*What the task asks:*
Provide only the number of lines below that contain the word "this".

*Information shown:*
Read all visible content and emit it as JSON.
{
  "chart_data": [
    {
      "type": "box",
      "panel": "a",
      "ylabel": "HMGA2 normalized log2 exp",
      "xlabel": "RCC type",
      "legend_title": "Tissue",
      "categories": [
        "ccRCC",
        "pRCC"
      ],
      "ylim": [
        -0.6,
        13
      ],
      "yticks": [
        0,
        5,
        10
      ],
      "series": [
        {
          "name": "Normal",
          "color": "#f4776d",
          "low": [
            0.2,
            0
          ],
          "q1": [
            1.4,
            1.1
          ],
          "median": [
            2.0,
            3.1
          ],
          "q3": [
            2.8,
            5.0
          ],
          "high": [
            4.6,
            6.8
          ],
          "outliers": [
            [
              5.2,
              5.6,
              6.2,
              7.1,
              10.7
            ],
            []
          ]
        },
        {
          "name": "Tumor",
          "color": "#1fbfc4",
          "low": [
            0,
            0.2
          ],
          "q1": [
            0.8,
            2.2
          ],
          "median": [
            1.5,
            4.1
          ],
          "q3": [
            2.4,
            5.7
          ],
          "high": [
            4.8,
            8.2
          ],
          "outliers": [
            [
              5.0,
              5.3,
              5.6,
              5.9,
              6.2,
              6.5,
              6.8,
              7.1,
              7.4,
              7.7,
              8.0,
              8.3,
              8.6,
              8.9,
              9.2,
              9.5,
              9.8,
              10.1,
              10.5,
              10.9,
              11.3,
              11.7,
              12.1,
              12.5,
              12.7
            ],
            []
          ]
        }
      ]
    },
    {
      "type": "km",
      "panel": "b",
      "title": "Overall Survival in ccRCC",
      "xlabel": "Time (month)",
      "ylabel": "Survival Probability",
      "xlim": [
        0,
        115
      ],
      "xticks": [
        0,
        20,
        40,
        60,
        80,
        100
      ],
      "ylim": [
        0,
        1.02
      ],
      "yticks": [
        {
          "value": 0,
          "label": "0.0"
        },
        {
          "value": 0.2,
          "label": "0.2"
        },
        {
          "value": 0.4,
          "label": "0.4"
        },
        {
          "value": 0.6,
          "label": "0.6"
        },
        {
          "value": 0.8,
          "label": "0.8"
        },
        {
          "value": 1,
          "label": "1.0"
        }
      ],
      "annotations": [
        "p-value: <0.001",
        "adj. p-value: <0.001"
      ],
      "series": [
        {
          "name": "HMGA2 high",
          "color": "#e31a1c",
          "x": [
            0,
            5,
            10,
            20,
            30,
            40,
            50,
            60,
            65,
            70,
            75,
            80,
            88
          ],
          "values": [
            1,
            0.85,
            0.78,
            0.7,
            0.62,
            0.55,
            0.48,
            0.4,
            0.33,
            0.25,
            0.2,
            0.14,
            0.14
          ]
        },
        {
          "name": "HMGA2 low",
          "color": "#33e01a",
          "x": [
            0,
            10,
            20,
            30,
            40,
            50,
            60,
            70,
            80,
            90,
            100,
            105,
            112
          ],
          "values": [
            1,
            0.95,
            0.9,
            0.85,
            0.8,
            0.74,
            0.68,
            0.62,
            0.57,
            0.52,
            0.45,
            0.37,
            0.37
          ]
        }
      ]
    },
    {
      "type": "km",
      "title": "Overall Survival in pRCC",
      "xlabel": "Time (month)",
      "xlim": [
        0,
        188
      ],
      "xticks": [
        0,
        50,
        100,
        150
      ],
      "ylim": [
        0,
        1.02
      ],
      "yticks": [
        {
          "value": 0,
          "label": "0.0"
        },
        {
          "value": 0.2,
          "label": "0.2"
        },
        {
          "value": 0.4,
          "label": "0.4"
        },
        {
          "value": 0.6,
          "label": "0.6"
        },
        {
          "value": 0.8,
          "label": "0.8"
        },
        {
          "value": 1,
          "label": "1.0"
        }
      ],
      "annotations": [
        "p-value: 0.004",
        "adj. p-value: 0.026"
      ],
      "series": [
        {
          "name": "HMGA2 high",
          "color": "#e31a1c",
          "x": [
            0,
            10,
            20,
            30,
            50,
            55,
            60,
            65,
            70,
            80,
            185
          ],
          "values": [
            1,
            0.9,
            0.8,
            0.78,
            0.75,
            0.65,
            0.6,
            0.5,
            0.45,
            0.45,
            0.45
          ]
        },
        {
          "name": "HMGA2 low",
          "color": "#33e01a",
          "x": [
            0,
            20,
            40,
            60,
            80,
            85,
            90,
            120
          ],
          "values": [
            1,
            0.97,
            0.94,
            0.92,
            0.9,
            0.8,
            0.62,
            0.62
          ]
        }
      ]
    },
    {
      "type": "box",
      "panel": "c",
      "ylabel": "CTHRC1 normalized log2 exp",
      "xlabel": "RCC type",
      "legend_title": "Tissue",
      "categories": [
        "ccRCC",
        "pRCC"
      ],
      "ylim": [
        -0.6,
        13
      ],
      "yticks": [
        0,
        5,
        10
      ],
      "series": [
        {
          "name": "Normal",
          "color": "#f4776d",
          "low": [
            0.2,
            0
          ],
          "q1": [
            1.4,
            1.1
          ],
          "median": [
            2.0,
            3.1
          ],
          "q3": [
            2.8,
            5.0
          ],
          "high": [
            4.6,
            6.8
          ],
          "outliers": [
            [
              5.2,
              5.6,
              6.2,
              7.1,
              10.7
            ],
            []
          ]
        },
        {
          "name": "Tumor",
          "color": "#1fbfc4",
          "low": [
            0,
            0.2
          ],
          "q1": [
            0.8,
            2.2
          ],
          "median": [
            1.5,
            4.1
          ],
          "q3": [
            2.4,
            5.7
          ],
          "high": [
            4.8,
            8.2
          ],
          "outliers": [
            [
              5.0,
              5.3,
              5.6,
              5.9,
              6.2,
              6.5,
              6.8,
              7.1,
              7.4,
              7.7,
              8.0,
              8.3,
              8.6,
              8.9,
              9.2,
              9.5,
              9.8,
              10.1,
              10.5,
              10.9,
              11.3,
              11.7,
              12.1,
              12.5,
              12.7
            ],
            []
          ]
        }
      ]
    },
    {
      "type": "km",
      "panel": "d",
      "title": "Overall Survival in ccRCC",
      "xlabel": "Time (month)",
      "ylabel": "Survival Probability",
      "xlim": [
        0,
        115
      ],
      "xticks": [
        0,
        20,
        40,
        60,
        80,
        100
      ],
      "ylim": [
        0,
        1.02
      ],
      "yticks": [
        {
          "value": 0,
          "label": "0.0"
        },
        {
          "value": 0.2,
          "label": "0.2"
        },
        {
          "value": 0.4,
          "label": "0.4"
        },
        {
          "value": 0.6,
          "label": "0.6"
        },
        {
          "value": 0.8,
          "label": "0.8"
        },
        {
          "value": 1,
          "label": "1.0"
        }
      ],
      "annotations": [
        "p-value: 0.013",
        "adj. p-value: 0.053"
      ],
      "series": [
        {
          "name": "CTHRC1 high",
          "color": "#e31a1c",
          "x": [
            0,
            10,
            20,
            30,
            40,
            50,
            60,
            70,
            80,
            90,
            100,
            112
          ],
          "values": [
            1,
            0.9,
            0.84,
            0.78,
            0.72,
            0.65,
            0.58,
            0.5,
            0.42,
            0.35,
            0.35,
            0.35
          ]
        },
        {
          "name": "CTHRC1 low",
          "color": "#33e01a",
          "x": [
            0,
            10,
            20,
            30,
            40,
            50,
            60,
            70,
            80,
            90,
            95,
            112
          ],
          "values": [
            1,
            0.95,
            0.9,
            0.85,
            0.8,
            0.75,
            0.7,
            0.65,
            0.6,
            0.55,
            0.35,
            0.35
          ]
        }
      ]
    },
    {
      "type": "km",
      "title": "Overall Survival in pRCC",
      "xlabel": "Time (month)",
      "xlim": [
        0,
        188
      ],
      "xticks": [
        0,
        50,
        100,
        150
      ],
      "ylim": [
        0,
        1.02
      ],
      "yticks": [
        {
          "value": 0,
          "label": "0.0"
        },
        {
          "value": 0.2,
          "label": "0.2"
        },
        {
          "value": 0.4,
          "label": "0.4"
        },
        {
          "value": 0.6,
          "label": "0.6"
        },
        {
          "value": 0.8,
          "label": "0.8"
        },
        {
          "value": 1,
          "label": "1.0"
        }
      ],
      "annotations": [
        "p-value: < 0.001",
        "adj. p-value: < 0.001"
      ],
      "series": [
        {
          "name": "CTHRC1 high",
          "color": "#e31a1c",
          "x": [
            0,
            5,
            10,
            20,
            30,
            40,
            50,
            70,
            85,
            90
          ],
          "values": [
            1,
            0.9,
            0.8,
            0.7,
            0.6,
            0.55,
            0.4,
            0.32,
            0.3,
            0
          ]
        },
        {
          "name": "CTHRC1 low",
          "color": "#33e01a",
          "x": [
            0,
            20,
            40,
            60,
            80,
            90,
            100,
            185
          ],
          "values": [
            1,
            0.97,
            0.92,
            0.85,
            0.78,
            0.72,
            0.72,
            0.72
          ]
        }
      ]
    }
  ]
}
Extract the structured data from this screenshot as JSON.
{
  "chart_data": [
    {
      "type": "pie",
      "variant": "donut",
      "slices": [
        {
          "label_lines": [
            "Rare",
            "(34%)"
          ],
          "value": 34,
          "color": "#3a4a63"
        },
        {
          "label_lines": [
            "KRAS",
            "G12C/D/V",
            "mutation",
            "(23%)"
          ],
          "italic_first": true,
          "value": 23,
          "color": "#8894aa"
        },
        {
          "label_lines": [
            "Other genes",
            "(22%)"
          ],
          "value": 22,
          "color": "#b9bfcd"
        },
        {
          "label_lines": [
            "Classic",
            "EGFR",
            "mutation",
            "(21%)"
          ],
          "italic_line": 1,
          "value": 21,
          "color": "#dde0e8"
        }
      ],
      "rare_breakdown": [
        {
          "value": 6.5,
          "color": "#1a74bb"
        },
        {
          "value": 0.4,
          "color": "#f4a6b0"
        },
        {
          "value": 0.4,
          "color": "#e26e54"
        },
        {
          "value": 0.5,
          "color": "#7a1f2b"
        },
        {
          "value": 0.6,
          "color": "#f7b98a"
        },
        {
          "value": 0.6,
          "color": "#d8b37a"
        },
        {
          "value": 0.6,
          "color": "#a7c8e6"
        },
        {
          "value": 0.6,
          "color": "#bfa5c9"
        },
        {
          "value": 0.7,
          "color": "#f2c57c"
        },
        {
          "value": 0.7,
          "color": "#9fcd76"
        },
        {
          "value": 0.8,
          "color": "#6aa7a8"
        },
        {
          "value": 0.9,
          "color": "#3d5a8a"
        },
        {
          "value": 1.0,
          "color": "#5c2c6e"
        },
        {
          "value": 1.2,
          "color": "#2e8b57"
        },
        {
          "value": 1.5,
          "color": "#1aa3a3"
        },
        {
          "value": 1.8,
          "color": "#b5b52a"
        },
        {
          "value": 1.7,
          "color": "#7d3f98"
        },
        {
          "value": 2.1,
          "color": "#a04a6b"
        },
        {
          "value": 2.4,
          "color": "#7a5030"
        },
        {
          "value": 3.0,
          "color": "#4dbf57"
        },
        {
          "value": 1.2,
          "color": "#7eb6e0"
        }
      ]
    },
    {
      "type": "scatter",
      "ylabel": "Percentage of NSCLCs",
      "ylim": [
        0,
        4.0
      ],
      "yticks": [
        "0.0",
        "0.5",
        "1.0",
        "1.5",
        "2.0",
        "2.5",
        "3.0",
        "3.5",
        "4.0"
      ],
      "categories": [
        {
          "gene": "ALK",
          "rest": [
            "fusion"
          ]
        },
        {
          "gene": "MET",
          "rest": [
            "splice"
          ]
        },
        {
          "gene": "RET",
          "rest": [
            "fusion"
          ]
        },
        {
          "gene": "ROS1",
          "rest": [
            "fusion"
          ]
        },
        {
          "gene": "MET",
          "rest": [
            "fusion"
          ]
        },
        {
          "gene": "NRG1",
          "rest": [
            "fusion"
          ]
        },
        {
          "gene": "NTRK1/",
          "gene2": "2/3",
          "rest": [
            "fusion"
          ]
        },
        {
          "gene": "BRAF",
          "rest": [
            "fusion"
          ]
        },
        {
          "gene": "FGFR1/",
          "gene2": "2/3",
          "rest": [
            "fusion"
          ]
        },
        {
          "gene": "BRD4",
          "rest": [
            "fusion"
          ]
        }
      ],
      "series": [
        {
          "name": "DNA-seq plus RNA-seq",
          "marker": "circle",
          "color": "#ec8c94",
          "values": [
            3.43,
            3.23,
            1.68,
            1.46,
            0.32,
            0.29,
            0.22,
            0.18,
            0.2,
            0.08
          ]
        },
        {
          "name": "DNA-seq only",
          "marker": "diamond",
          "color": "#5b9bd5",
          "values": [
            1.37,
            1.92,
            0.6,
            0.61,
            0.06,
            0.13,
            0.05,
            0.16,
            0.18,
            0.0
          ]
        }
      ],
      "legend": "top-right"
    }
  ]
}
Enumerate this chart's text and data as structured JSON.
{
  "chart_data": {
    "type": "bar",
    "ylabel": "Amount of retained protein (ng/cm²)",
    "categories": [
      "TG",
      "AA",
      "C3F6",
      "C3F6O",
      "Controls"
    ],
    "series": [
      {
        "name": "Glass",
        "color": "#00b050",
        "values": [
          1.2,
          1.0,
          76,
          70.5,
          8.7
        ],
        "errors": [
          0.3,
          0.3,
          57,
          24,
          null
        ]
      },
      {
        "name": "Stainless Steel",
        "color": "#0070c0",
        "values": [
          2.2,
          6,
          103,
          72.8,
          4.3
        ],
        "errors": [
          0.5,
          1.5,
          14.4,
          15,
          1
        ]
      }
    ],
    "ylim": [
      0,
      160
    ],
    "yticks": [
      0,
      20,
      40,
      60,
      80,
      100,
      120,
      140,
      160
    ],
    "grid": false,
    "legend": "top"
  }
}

*Your response:*
2